Data entries for graphics
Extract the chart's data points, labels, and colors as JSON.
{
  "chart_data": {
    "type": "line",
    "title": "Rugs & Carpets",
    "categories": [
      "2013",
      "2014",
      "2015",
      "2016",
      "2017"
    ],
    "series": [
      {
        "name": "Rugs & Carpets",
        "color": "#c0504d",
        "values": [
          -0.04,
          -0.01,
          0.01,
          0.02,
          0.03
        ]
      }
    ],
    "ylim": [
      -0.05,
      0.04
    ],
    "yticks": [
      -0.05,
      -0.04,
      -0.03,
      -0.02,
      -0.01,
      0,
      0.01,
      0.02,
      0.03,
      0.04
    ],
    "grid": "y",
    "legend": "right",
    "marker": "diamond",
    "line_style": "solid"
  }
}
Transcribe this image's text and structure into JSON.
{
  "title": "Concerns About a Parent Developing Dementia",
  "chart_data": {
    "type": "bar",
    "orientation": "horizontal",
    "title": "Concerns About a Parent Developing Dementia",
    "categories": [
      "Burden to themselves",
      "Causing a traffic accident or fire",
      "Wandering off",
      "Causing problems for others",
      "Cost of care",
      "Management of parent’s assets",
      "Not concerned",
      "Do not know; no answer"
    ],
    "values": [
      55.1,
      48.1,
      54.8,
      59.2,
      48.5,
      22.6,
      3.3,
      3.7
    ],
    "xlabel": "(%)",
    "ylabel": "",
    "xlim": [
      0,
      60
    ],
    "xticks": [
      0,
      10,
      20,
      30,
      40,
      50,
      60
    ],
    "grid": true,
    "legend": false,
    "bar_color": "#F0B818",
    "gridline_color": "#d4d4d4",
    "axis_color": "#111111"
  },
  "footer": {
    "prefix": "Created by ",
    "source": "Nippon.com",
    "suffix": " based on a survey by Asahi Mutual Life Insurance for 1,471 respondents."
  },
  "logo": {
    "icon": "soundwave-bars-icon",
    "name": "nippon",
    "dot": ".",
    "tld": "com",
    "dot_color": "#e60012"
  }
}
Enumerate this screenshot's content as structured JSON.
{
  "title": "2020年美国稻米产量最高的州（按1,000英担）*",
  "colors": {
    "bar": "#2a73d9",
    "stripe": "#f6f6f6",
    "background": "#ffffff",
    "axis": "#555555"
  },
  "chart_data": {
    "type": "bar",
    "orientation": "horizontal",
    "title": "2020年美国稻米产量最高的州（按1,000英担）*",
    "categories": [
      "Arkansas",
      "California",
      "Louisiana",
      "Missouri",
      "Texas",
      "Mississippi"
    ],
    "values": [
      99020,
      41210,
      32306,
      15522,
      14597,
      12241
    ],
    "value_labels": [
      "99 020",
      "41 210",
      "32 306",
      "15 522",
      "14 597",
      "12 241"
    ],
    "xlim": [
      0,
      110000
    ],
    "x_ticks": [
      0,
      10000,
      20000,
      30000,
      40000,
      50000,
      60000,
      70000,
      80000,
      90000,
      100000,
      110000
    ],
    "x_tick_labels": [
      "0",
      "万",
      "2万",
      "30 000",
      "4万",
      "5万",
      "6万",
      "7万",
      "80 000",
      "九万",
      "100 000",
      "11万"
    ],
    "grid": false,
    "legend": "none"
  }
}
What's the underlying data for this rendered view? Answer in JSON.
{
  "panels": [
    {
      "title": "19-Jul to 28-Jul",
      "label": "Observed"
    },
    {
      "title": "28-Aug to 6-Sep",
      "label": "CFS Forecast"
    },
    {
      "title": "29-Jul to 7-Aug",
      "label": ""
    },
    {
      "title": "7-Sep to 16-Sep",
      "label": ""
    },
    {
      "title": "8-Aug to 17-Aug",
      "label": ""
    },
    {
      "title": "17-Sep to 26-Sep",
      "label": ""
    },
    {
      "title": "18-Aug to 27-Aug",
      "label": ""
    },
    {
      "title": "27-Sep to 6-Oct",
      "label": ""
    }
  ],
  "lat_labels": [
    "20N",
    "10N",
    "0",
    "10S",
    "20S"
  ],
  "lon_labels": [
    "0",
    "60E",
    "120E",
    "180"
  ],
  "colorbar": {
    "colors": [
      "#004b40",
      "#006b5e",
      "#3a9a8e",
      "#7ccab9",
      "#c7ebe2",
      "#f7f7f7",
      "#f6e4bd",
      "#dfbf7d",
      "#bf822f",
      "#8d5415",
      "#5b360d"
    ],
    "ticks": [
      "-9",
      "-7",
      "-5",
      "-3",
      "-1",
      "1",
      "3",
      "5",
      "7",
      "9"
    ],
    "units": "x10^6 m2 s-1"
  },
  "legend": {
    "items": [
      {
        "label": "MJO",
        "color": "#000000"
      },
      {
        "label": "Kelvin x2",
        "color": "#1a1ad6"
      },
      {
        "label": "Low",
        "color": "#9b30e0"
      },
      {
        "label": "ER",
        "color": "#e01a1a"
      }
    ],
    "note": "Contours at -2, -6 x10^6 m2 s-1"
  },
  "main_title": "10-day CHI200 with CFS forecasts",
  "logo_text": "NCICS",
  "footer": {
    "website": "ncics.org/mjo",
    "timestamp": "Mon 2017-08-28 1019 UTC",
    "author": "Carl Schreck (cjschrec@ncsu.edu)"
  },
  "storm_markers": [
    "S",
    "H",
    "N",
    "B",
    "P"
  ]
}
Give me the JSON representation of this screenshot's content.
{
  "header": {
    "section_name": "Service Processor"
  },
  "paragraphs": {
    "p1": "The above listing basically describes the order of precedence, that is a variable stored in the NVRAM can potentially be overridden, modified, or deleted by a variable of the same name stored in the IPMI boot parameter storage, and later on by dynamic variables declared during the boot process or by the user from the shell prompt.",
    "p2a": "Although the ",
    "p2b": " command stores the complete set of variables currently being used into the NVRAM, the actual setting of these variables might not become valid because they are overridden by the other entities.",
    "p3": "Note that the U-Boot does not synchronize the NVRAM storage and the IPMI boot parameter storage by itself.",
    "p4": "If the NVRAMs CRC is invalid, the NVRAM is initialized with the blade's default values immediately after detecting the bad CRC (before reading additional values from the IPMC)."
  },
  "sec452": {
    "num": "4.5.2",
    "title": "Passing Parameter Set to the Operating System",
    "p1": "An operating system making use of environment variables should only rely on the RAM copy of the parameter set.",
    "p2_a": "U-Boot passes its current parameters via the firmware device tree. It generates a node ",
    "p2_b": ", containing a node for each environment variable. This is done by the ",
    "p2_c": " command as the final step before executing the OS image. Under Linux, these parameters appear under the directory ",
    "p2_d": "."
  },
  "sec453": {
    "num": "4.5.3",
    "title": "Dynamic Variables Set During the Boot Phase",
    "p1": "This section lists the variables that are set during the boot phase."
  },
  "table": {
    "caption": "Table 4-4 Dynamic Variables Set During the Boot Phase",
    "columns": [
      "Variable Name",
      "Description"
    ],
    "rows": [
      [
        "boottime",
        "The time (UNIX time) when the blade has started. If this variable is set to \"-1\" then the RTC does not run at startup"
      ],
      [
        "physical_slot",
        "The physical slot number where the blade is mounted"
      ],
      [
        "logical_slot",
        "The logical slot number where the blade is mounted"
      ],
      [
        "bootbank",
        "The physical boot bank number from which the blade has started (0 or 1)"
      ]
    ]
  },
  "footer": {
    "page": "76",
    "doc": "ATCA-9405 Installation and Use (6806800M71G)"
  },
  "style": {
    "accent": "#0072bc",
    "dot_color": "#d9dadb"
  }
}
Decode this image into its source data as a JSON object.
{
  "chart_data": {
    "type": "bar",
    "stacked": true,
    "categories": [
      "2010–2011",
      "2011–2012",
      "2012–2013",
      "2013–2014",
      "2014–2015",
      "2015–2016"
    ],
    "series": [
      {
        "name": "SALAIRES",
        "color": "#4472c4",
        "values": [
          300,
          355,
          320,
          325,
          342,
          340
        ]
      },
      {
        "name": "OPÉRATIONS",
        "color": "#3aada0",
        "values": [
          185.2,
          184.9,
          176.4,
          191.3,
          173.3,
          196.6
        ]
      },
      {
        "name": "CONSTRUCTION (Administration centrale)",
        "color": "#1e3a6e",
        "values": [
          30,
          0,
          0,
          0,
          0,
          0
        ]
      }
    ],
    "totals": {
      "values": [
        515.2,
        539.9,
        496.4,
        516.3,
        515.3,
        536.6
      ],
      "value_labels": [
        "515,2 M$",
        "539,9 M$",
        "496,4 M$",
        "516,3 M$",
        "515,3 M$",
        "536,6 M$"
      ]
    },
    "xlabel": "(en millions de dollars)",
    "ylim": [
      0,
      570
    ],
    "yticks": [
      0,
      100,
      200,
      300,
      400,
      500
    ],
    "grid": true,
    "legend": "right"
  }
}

# Required task
Among the lines of the material, find those that hold the word "source" and copy them.

# The solution
    "source": "Nippon.com",
Decode this image into its source data as a JSON object.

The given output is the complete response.